— start of SELECTED TEXT —

The second phenomenon that is often identified with corruption is that of patronage or clientelism. A patronage relationship is a reciprocal exchange of favours between two individuals of different status and power, usually involving favours given by the patron to the client in exchange for the client’s loyalty and political support. The favour given to the client must be a good that can be individually appropriated, such as a job in the post office, a Christmas turkey or a get-out-of-jail card for a relative, rather than a public good or policy that applies to a broad class of people (Eisenstadt and Roniger 1984). Patronage is sometimes distinguished from clientelism by scale; patronage relationships are typically face-to-face ones between patrons and clients and exist in all regimes whether authoritarian or democratic, while clientelism involves larger-scale exchanges of favours between patrons and clients, often requiring a hierarchy of intermediaries (see Scott 1972). Clientelism thus exists primarily in democratic countries where large numbers of voters need to be mobilised (Piattoni 2001, pp. 4–7).
Clientelism is considered a bad thing and a deviation from good democratic practice in several respects. In a modern democracy, citizens are supposed to vote based on the politician’s promises of broad public policies or a ‘programmatic’ agenda. Such choices are supposed to reflect general views of what is good for the political community as a whole and not just what is good for one individual voter.
Of course, voters in advanced democracies cast their ballots according to their self-interest; programmes targeted at one group of citizens are nonetheless justified in terms of broad concepts of justice or the general good. Moreover, targeted programmes must apply impartially not to individuals but to broad classes of people. Targeted benefits to individuals are bad from the standpoint of social justice. In clientelistic systems, redistributive programmes that are supposed to help all poor people, for example, end up benefiting only those poor people who support a particular politician. This weakens support for effective universal policies and preserves existing social inequalities.

— end of SELECTED TEXT —
— start of PROVIDED INFORMATION —

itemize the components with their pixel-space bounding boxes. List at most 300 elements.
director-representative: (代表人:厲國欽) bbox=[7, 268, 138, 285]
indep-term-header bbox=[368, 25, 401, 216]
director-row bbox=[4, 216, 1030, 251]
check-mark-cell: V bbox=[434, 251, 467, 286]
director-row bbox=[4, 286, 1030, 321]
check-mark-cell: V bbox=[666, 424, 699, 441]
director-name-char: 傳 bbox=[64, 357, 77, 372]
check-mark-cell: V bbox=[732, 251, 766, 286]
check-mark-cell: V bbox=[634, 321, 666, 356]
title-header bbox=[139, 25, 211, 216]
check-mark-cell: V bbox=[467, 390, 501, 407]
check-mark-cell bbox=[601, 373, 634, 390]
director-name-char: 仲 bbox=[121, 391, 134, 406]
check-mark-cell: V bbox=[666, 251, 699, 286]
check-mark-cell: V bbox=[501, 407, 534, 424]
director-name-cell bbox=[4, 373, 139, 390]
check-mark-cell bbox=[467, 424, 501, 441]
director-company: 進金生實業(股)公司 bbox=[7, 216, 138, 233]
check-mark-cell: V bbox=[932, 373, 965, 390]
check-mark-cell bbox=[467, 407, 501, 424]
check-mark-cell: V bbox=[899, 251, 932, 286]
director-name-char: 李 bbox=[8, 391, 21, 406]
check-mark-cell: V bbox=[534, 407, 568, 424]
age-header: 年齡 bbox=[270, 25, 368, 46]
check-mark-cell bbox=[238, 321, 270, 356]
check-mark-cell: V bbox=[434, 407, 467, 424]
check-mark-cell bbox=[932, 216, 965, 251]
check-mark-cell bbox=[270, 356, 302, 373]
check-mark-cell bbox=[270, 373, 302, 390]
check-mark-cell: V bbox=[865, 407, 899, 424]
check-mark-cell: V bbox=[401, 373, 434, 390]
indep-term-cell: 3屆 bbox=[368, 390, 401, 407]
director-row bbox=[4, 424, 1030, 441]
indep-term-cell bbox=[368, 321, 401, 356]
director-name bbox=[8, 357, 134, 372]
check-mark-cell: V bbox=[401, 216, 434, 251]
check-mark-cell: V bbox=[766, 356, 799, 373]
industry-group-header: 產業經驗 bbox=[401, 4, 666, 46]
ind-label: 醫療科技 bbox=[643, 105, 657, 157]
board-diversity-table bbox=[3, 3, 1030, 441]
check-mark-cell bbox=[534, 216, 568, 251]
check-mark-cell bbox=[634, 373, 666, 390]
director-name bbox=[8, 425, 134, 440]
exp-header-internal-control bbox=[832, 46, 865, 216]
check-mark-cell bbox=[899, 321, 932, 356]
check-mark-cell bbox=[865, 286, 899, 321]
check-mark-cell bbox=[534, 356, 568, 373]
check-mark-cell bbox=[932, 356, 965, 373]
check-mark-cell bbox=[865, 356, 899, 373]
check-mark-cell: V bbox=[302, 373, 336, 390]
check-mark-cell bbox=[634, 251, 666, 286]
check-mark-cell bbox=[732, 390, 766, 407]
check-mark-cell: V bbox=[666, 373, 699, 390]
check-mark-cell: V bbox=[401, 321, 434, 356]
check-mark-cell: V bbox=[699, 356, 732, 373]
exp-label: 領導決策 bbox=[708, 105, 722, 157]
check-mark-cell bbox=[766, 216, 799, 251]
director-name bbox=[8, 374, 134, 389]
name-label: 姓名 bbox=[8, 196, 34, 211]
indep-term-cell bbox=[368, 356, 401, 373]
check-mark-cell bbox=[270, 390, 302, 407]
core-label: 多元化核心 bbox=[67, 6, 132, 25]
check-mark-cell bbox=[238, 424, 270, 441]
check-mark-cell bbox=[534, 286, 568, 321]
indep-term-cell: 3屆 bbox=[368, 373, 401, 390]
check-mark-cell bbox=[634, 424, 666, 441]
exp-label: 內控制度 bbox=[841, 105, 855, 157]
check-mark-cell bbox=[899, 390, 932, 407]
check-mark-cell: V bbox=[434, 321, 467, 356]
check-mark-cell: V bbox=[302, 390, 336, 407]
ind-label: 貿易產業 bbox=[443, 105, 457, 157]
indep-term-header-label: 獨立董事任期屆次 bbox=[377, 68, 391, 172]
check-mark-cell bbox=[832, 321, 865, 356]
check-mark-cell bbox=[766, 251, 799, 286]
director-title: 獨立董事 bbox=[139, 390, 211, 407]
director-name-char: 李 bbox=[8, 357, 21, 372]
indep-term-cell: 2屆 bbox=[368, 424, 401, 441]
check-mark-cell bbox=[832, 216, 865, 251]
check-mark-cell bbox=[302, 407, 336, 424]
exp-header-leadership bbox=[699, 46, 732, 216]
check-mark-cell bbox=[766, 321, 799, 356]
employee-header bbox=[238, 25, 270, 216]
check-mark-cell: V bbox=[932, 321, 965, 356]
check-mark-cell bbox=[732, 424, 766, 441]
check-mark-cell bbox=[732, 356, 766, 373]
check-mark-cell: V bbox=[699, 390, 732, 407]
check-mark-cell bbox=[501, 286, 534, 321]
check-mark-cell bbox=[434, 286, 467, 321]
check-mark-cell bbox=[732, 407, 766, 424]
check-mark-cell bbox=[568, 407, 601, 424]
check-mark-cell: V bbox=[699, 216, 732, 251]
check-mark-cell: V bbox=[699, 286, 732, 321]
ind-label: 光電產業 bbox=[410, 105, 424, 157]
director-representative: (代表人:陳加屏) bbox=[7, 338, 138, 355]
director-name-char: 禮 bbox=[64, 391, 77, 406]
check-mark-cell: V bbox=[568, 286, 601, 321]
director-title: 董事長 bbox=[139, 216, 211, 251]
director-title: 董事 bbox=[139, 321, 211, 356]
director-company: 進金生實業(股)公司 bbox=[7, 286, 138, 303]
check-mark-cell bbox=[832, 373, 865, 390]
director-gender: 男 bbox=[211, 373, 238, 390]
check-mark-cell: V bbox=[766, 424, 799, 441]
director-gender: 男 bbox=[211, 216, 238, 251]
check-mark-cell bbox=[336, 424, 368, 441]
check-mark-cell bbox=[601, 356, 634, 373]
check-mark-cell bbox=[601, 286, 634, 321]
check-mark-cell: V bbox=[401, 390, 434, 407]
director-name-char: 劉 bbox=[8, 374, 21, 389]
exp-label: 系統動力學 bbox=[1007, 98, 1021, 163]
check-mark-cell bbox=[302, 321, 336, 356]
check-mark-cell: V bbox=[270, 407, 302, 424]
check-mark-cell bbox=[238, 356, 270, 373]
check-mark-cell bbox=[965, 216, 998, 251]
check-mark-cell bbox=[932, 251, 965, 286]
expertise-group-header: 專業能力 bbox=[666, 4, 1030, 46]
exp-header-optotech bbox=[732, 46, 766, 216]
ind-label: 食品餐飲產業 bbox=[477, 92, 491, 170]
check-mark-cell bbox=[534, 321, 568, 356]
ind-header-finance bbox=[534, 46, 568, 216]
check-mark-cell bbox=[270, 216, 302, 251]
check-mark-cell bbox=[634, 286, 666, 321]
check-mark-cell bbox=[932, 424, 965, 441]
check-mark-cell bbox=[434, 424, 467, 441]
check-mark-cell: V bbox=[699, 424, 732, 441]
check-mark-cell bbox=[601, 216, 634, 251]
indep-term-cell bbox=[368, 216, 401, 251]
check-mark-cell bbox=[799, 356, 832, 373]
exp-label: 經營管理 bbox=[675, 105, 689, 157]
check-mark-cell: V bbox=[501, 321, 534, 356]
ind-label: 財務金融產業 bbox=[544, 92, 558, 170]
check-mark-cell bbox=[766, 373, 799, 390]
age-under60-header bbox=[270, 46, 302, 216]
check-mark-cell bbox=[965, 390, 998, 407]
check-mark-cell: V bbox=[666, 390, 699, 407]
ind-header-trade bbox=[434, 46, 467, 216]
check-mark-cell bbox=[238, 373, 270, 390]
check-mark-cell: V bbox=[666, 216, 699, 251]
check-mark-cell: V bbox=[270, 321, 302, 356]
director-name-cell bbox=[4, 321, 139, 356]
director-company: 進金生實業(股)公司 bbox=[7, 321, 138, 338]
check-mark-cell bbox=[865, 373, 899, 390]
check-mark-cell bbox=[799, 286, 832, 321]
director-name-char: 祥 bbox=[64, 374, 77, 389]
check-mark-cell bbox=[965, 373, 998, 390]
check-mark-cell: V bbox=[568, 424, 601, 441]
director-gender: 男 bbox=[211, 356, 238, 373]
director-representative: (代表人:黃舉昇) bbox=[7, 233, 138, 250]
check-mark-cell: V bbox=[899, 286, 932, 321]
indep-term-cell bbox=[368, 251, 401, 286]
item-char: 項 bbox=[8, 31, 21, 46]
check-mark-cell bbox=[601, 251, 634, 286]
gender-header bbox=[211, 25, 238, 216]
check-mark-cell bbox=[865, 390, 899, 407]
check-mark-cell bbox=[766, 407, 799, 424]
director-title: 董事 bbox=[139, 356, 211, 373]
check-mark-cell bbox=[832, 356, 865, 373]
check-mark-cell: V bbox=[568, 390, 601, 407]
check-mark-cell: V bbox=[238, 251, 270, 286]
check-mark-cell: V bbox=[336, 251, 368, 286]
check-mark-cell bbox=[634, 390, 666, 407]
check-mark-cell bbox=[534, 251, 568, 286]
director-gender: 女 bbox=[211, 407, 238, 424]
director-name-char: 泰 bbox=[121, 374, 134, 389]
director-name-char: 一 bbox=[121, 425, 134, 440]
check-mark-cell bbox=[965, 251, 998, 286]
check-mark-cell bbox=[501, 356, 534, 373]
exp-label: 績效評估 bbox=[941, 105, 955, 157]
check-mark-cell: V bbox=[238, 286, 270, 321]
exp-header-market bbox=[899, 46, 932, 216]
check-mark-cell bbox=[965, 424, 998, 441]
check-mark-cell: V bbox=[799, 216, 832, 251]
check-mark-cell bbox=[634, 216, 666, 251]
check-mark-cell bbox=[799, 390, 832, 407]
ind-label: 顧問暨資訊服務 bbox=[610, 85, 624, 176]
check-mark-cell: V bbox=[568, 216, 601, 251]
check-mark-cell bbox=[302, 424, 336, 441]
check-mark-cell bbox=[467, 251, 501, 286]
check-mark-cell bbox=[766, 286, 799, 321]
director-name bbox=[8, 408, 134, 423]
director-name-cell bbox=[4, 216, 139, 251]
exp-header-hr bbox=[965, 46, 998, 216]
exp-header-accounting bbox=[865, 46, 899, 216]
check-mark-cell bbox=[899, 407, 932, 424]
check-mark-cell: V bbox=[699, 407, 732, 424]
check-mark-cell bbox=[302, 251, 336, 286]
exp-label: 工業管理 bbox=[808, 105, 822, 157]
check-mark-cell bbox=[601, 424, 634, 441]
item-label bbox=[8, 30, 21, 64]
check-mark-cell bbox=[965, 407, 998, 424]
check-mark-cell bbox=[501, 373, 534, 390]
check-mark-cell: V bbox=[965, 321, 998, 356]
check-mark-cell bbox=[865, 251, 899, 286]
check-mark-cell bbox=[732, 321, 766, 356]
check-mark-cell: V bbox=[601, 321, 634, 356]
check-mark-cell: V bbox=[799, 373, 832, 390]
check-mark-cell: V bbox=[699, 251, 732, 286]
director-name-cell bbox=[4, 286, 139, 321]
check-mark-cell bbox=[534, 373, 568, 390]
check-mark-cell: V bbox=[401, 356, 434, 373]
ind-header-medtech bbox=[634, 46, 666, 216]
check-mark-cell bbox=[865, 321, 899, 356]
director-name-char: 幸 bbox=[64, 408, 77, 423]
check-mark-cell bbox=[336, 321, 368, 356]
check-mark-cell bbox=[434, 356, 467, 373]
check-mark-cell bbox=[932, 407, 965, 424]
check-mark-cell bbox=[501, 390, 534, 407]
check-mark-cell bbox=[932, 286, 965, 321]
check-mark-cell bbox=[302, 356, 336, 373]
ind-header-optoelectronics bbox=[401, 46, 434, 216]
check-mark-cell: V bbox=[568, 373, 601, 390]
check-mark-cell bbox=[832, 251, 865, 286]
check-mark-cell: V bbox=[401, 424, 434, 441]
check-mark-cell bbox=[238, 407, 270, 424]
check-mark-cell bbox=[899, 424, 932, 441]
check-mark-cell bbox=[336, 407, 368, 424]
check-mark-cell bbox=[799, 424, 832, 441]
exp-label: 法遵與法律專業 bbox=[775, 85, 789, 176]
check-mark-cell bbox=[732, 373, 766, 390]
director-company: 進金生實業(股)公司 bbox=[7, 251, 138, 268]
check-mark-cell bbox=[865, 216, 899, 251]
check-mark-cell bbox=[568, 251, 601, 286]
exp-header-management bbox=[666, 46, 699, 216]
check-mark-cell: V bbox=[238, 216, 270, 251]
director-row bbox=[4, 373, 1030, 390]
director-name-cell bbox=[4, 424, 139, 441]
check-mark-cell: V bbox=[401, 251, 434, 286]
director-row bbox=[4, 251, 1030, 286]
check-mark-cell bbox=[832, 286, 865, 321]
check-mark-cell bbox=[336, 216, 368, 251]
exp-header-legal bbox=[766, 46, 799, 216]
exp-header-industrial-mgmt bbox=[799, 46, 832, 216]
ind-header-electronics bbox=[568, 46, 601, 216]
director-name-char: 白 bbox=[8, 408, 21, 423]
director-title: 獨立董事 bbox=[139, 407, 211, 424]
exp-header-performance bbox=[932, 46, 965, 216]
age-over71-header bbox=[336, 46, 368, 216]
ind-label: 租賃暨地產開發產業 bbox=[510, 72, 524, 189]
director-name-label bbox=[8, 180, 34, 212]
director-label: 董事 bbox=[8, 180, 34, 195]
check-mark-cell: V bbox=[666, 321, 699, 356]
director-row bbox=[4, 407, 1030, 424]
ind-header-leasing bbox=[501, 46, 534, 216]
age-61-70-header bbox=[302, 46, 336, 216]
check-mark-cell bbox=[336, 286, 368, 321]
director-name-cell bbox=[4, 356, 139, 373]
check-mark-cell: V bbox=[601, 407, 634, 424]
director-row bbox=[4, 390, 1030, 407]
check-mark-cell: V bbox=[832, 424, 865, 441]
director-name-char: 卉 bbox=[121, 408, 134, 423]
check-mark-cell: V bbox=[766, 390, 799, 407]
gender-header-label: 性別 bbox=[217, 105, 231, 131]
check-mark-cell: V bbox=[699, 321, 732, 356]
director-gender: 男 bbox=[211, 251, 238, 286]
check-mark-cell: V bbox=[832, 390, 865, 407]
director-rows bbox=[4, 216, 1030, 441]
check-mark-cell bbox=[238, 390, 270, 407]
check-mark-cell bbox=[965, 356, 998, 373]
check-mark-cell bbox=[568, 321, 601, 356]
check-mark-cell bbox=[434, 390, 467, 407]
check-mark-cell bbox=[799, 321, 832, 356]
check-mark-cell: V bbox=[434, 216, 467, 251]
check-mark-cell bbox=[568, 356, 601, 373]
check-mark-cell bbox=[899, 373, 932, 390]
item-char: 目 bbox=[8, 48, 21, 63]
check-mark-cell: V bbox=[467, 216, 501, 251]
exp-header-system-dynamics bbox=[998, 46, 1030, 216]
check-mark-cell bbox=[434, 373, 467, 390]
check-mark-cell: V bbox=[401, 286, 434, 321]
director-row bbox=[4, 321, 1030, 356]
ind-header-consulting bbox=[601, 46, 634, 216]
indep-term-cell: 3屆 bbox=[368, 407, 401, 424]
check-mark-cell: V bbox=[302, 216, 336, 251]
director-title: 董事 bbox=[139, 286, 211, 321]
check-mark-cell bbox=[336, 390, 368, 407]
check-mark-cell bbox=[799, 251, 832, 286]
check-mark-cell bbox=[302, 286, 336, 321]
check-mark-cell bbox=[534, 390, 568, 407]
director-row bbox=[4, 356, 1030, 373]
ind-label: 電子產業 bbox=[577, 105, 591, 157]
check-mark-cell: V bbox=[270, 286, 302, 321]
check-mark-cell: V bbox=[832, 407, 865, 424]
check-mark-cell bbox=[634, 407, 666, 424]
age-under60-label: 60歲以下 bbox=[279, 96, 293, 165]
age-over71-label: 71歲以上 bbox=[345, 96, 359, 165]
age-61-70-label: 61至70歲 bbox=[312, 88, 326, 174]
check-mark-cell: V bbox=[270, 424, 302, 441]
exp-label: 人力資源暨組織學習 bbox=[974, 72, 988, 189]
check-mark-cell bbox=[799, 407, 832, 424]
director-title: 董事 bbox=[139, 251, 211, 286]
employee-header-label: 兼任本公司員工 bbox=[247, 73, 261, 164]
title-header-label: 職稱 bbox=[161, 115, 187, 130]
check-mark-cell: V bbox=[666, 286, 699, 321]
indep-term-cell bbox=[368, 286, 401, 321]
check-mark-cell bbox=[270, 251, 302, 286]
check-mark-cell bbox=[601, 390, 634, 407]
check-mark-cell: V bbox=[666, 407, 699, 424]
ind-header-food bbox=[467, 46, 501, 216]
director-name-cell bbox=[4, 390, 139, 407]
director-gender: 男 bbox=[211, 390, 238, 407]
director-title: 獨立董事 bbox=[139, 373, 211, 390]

— end of PROVIDED INFORMATION —

Reproduce verbatim the portion of the passage on patronage and clientelism starting at "Of course, voters" and ending at "existing social inequalities.".

Of course, voters in advanced democracies cast their ballots according to their self-interest; programmes targeted at one group of citizens are nonetheless justified in terms of broad concepts of justice or the general good. Moreover, targeted programmes must apply impartially not to individuals but to broad classes of people. Targeted benefits to individuals are bad from the standpoint of social justice. In clientelistic systems, redistributive programmes that are supposed to help all poor people, for example, end up benefiting only those poor people who support a particular politician. This weakens support for effective universal policies and preserves existing social inequalities.